SUPPLIED MATERIAL

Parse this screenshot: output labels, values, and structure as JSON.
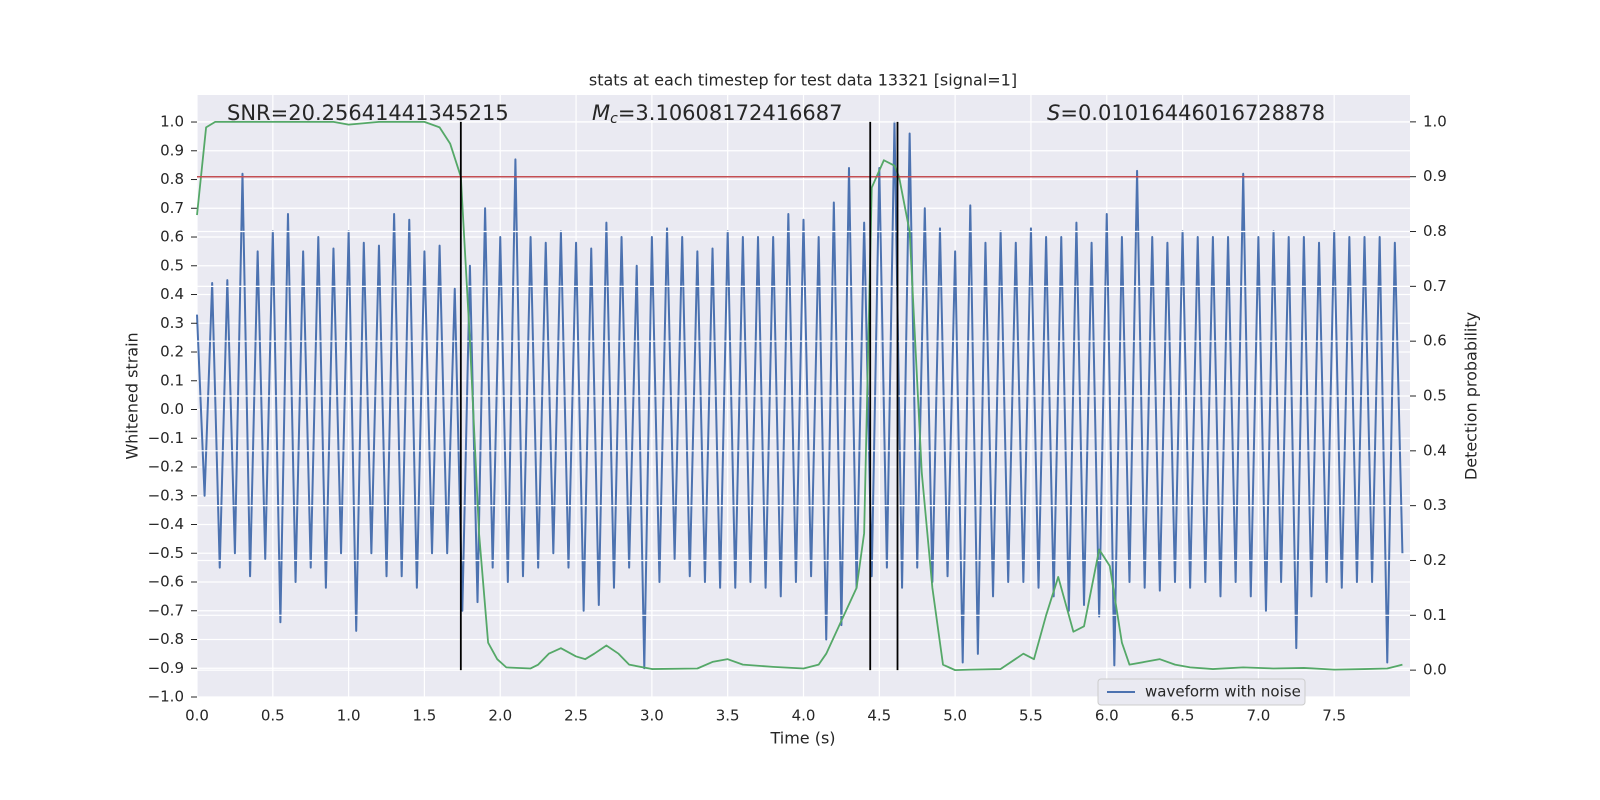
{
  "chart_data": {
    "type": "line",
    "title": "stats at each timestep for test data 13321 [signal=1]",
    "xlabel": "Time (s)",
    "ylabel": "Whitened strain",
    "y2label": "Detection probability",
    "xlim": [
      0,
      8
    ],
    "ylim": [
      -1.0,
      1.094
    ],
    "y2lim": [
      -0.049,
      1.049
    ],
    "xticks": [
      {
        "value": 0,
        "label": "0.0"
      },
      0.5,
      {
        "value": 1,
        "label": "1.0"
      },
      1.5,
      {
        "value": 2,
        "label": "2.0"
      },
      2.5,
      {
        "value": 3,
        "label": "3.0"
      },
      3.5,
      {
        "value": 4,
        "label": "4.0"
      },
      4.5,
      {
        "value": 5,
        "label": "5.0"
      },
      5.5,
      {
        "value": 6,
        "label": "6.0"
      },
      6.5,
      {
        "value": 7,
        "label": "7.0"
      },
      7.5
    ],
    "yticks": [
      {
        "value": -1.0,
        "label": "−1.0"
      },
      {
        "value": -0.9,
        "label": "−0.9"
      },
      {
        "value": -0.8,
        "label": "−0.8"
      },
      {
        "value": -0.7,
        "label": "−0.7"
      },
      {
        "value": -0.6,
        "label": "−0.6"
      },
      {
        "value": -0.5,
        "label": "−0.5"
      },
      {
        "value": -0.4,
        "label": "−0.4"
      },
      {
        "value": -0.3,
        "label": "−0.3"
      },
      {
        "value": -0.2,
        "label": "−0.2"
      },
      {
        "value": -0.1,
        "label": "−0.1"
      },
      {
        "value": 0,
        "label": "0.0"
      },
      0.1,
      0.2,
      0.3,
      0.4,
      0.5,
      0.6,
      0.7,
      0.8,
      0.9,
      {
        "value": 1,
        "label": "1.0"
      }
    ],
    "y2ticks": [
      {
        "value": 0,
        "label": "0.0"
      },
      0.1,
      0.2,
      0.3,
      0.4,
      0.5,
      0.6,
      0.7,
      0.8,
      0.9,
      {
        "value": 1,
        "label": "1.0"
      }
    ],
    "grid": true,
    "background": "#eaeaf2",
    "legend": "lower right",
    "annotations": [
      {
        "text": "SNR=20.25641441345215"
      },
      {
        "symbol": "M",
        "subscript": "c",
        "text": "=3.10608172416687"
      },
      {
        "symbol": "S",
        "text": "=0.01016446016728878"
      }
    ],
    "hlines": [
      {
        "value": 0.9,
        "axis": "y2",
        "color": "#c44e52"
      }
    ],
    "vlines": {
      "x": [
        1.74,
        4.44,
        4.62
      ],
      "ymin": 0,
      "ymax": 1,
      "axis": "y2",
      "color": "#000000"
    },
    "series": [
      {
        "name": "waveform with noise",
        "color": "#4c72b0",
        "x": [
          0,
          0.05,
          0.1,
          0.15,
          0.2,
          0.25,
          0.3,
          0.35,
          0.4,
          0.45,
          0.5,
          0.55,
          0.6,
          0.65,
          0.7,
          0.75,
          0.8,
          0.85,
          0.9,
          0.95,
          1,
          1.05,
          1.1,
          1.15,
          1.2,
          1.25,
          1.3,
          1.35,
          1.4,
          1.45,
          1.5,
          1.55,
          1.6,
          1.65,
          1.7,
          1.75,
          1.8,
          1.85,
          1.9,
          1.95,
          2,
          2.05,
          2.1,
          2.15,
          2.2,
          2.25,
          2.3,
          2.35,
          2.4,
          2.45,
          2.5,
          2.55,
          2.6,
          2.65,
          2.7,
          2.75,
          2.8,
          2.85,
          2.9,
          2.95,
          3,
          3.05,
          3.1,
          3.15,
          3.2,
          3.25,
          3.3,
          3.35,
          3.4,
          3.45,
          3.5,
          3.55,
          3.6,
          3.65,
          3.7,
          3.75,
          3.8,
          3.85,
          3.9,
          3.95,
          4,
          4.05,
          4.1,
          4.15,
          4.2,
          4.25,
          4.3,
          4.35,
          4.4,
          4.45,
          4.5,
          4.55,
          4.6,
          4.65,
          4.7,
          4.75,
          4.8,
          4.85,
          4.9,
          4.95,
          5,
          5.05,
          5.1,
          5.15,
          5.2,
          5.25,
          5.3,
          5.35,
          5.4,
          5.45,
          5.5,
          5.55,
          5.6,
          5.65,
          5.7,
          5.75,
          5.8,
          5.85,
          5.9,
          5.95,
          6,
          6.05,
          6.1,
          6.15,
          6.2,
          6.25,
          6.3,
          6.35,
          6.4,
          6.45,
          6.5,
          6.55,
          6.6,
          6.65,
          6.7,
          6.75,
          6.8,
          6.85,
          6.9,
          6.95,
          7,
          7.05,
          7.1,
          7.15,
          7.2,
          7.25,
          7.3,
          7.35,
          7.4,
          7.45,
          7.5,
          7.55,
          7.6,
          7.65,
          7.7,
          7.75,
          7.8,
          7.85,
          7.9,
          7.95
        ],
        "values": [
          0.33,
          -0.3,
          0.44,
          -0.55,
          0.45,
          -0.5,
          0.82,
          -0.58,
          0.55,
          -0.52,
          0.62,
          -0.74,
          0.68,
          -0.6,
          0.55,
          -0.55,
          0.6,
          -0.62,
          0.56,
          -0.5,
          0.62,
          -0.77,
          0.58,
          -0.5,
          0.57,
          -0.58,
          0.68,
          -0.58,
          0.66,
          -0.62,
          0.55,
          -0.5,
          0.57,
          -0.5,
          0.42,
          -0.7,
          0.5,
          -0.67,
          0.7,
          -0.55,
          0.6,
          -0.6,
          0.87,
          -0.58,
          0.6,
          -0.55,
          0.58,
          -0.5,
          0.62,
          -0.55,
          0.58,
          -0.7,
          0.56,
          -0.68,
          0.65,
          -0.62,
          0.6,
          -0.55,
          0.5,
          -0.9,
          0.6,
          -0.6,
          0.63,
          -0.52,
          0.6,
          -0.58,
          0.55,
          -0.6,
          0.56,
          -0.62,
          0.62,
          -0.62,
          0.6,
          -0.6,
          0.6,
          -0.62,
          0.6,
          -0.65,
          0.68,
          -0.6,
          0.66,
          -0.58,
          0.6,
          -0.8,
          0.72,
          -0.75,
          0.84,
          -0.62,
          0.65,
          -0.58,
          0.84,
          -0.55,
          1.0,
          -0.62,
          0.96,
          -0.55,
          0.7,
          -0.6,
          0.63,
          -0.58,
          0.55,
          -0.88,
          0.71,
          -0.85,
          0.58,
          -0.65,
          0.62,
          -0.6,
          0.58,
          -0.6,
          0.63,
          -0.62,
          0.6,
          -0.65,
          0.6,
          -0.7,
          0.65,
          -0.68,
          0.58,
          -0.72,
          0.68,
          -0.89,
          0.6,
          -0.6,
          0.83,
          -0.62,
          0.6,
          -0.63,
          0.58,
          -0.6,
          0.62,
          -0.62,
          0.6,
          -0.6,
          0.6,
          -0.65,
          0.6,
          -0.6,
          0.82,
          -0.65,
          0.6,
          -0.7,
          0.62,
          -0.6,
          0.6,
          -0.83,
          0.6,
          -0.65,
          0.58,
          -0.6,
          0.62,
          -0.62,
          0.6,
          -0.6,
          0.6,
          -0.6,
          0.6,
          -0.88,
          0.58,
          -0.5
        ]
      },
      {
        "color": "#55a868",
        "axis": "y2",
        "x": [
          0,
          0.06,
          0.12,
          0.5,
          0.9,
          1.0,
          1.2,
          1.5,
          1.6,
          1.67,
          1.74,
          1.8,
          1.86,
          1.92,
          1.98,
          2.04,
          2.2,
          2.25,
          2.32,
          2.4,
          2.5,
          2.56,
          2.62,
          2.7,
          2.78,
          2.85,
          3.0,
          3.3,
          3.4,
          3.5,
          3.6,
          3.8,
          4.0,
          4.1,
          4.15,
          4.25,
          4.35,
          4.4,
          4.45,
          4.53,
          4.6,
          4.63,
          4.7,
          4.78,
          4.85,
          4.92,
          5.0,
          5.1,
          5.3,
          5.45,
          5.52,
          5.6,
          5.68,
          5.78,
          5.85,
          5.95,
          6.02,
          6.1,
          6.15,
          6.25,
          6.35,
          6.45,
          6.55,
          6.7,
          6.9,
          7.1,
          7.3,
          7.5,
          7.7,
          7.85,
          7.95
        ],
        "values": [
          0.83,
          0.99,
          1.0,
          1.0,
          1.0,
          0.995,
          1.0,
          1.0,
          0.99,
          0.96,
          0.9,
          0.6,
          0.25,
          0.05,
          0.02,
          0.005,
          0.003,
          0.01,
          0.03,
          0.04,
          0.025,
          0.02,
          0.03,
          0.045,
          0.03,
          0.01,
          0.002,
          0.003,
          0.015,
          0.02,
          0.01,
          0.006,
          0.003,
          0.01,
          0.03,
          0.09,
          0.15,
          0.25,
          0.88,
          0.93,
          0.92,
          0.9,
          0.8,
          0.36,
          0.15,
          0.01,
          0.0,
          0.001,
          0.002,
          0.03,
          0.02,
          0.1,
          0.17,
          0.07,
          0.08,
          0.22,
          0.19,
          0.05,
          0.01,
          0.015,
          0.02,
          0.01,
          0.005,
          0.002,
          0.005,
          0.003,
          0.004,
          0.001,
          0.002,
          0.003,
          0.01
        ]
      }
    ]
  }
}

WHAT YOU NEED TO DO
Find the lines containing "color" and pull them out.

RESULT OF THE TASK
        "color": "#c44e52"
      "color": "#000000"
        "color": "#4c72b0",
        "color": "#55a868",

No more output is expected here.